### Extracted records

================

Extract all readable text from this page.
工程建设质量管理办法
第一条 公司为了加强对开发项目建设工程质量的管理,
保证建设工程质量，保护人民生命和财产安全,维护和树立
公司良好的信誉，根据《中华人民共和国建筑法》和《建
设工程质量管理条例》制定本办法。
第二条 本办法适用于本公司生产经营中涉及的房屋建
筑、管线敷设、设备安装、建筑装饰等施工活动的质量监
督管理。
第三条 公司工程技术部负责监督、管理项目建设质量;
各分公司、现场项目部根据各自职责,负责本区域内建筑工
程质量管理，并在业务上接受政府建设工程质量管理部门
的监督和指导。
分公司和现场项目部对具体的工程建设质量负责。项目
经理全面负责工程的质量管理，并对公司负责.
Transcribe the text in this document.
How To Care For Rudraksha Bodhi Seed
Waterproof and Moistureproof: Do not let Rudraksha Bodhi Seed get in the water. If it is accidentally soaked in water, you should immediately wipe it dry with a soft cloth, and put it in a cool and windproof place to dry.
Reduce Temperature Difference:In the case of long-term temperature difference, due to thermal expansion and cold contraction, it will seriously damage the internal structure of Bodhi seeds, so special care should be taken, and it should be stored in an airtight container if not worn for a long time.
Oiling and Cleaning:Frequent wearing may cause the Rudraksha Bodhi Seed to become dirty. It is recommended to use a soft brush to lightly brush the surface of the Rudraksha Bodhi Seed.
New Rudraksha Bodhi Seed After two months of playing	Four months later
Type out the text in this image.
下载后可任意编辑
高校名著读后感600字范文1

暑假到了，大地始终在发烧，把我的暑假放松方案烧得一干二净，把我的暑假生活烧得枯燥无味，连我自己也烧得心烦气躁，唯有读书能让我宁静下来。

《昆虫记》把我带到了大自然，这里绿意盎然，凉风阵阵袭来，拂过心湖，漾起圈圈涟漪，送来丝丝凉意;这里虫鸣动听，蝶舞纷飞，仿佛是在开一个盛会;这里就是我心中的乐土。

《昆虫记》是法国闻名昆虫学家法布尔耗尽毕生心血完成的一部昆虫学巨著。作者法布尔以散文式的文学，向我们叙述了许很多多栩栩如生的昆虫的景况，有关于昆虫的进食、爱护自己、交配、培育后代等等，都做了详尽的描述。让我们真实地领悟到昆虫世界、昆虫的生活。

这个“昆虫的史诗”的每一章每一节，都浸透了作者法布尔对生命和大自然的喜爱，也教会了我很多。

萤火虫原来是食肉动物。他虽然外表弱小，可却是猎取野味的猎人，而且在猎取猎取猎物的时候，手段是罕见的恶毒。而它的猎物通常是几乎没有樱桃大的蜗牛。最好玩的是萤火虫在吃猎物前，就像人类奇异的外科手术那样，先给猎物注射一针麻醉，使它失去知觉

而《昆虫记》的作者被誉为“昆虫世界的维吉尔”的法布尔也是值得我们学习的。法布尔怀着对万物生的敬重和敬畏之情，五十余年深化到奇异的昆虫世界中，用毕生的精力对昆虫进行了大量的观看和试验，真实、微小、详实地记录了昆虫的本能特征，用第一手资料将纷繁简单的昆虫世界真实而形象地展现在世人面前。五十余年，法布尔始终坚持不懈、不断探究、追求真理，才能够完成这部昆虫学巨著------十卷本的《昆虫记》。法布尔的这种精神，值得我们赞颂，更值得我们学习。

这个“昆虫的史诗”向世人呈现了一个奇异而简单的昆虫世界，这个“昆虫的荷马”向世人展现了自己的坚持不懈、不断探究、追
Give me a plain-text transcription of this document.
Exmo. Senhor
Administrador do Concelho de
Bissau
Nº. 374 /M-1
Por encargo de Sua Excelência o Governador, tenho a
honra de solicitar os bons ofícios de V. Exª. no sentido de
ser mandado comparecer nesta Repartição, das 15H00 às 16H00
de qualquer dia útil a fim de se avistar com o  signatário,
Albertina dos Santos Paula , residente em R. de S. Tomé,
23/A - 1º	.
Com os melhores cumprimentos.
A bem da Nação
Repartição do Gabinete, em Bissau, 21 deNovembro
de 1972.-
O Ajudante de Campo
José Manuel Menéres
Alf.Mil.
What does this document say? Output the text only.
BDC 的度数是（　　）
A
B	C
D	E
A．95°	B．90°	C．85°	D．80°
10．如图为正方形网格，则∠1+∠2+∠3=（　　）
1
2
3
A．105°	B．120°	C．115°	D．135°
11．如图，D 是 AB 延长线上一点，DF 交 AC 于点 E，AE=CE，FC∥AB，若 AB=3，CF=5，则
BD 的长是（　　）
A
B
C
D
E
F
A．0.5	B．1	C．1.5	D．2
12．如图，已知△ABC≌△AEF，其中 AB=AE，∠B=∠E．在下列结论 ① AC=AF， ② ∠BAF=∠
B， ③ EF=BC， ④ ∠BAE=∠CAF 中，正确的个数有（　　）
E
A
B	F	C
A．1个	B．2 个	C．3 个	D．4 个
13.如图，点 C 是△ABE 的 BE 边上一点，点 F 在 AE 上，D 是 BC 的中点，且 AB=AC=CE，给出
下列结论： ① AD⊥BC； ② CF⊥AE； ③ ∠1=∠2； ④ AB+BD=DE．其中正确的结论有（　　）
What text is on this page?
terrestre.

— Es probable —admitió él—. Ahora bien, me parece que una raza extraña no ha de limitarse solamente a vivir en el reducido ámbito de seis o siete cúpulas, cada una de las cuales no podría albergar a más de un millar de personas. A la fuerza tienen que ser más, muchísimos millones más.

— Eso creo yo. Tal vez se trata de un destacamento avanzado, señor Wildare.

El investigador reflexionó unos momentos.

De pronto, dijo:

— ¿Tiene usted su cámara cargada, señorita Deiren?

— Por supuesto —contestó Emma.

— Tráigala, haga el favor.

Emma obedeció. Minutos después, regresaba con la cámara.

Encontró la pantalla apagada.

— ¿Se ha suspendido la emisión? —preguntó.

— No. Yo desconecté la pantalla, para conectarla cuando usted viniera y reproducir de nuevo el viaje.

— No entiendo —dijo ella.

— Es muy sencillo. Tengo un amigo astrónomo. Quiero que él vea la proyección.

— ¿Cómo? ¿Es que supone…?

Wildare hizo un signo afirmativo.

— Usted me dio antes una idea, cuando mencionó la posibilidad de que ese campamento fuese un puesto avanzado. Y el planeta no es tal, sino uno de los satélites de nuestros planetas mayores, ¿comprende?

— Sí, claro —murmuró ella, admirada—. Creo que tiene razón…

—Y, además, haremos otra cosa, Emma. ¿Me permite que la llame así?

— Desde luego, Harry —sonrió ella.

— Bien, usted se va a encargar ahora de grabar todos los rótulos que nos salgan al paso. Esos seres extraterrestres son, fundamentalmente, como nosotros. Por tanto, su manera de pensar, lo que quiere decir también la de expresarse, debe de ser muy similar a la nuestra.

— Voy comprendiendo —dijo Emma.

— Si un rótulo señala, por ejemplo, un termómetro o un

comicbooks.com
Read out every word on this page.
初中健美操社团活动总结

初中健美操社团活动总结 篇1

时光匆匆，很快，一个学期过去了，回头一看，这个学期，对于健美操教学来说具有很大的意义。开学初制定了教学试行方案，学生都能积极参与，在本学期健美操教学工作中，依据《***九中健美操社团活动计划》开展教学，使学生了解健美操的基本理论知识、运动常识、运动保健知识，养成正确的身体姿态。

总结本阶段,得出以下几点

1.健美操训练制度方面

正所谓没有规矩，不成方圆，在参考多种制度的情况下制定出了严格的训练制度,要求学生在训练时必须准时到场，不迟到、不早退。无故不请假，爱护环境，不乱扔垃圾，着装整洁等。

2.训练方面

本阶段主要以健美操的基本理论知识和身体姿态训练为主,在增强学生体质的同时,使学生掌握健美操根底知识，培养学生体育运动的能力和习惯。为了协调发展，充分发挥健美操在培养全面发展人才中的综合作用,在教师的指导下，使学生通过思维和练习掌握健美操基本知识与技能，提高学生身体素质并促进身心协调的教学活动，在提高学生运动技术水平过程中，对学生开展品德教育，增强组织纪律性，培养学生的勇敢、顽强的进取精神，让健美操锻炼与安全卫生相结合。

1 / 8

================

### Stated problem
What is the number of lines containing "Emma"? Give that number only.

### Reply
4